▶ EXERCISE BRIEF:
Search the records for "services" and copy each line that holds it.

_ _ _ _

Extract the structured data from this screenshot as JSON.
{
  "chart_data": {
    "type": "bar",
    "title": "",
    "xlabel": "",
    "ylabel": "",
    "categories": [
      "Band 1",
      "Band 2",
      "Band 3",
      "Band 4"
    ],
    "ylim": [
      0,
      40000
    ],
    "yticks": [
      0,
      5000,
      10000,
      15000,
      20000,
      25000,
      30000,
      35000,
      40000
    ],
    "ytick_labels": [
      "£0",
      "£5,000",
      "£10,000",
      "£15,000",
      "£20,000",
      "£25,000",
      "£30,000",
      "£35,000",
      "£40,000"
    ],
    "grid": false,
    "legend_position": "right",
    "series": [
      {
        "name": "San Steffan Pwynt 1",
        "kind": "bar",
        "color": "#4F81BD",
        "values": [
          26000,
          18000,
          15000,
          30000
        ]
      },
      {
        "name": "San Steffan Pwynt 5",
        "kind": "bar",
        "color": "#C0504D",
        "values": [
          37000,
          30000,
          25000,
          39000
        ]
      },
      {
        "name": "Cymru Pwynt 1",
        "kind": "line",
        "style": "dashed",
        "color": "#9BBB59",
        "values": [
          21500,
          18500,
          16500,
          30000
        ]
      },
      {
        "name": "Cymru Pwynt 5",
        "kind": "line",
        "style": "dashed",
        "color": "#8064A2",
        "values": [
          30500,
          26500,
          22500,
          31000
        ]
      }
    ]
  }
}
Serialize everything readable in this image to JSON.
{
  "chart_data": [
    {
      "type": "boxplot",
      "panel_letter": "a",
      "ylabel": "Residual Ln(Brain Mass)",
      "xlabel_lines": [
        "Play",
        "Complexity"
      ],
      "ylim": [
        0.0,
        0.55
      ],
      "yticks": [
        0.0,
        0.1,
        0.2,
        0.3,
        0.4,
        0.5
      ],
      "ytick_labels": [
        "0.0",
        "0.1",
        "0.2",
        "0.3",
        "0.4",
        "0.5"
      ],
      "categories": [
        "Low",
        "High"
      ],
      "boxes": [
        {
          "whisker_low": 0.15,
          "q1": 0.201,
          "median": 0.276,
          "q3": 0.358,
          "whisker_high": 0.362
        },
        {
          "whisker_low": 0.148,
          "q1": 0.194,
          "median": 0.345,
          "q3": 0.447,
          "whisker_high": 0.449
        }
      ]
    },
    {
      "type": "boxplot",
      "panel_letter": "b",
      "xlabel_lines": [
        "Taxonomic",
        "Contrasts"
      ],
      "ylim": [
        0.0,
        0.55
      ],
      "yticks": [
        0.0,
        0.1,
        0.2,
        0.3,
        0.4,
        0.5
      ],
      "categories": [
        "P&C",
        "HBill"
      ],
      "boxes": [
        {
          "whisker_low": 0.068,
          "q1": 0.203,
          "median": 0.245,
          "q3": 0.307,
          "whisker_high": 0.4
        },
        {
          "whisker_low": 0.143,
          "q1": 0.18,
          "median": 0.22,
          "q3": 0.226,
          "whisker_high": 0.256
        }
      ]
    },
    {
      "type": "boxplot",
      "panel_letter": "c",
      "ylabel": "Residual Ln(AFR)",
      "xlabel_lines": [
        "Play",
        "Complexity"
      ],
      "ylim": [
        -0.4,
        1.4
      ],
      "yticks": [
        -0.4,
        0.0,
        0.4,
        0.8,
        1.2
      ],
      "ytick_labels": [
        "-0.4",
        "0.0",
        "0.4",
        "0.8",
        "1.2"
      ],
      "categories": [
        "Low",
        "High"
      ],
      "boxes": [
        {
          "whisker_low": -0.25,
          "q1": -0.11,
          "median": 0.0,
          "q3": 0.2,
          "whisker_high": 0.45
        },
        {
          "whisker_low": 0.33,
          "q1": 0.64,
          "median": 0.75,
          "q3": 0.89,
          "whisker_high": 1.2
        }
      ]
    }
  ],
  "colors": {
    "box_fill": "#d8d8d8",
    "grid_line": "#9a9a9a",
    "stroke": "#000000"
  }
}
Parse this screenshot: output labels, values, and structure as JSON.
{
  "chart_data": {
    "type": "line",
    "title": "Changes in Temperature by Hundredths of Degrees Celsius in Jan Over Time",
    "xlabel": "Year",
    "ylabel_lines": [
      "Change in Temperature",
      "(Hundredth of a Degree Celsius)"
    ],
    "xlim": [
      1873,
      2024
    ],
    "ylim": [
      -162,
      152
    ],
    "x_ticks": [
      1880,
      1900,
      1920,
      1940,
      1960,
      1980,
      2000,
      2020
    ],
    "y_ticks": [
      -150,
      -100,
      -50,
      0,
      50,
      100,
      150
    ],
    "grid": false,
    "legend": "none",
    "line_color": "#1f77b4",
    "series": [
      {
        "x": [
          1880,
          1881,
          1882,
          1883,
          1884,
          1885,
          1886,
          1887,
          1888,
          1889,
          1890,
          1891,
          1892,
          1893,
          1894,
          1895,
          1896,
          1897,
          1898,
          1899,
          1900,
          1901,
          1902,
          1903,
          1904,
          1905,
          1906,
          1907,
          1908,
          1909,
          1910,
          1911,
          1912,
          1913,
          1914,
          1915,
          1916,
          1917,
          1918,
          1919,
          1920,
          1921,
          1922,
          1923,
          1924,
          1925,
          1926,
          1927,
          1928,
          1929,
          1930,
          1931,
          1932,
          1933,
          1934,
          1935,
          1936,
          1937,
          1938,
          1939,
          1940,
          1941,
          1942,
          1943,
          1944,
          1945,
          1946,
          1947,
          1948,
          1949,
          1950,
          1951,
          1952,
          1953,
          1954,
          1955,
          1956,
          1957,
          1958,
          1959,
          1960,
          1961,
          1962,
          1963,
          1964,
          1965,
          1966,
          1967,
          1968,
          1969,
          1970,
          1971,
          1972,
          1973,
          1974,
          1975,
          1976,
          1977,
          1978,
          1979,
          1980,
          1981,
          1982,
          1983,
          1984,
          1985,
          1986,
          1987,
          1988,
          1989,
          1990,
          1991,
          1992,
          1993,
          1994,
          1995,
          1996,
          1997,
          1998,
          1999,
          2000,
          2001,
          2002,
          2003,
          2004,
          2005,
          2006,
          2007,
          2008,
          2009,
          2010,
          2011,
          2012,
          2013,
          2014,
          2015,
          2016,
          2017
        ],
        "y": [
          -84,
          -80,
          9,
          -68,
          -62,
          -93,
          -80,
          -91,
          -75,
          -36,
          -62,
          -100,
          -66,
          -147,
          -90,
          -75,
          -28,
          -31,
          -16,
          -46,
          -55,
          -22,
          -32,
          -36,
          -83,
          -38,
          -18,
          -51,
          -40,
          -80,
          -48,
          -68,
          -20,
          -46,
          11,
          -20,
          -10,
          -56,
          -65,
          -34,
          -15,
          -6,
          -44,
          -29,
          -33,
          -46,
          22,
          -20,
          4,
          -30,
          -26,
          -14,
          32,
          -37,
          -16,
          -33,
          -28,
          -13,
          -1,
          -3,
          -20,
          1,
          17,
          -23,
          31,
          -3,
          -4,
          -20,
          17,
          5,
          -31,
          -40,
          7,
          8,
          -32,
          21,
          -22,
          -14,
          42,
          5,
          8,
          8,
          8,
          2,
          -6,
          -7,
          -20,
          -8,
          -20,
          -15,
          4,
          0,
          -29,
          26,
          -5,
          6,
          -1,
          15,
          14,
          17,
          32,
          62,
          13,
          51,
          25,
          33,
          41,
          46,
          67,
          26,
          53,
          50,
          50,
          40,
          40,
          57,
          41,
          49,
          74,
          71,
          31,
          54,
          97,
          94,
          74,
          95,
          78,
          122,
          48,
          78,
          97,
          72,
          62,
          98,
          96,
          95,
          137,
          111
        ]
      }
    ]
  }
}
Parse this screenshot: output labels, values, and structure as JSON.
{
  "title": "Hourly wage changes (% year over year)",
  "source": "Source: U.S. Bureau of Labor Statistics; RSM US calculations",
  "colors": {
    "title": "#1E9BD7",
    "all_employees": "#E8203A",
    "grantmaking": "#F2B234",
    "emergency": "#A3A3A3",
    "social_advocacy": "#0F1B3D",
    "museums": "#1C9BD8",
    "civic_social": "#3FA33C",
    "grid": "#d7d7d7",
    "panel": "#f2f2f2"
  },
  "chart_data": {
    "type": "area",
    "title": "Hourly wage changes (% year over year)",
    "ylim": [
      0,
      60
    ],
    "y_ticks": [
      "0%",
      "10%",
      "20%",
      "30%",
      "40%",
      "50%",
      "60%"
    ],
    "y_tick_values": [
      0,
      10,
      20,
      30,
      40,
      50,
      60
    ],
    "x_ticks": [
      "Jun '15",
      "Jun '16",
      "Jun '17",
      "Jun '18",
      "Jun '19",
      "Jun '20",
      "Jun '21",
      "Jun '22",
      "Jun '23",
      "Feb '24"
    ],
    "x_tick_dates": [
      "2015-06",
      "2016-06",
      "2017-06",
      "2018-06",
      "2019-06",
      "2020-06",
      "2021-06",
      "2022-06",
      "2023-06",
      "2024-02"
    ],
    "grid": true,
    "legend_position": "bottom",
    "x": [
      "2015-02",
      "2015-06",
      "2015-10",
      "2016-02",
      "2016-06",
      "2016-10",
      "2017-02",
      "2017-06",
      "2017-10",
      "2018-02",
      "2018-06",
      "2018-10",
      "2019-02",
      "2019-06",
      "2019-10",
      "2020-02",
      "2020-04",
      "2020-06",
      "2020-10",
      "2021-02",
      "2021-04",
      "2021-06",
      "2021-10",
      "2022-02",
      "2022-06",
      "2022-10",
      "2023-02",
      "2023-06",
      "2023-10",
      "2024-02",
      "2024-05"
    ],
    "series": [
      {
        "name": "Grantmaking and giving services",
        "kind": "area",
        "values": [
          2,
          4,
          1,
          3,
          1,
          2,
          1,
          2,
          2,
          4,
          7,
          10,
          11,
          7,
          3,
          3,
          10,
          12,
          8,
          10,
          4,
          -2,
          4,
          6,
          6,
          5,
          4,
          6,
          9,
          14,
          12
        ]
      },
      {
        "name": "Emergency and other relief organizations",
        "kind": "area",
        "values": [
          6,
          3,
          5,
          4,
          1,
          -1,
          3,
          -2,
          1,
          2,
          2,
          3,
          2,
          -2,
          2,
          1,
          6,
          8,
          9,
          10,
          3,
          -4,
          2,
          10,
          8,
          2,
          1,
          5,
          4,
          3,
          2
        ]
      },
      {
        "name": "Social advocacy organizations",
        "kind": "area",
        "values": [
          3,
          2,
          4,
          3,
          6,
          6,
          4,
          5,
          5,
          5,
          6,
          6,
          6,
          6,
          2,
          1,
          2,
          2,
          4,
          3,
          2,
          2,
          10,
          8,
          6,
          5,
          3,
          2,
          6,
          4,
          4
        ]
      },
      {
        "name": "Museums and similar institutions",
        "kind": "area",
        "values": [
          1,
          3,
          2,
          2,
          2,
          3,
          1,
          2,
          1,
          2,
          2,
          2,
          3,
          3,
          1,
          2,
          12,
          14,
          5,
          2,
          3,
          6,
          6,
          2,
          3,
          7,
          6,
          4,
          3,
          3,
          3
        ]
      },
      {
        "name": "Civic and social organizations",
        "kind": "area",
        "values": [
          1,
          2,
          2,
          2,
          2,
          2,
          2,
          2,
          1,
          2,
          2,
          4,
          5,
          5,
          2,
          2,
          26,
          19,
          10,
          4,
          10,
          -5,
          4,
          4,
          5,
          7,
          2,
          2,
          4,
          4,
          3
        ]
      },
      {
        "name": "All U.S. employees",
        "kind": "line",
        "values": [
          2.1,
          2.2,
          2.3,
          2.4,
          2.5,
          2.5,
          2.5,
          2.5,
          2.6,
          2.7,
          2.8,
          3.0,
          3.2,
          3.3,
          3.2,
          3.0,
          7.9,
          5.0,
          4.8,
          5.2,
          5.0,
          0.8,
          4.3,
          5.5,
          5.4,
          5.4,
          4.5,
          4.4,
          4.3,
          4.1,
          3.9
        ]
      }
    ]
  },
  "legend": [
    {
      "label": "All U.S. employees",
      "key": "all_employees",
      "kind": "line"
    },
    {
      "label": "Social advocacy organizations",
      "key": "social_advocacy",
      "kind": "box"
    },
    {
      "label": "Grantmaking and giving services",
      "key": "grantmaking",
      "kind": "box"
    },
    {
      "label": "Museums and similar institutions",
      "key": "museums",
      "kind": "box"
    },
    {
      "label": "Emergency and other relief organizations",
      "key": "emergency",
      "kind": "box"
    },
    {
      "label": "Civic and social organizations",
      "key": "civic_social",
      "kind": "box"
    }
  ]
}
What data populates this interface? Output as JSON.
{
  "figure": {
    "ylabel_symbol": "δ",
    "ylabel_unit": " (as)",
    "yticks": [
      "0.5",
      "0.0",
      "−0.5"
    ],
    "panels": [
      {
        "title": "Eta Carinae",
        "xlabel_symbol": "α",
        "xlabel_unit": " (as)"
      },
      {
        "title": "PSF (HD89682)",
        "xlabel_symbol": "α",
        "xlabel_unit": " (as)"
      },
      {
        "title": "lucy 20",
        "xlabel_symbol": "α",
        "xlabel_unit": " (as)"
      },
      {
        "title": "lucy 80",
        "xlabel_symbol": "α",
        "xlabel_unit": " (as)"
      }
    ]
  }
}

_ _ _ _

▶ TASK RESPONSE:
        "name": "Grantmaking and giving services",
      "label": "Grantmaking and giving services",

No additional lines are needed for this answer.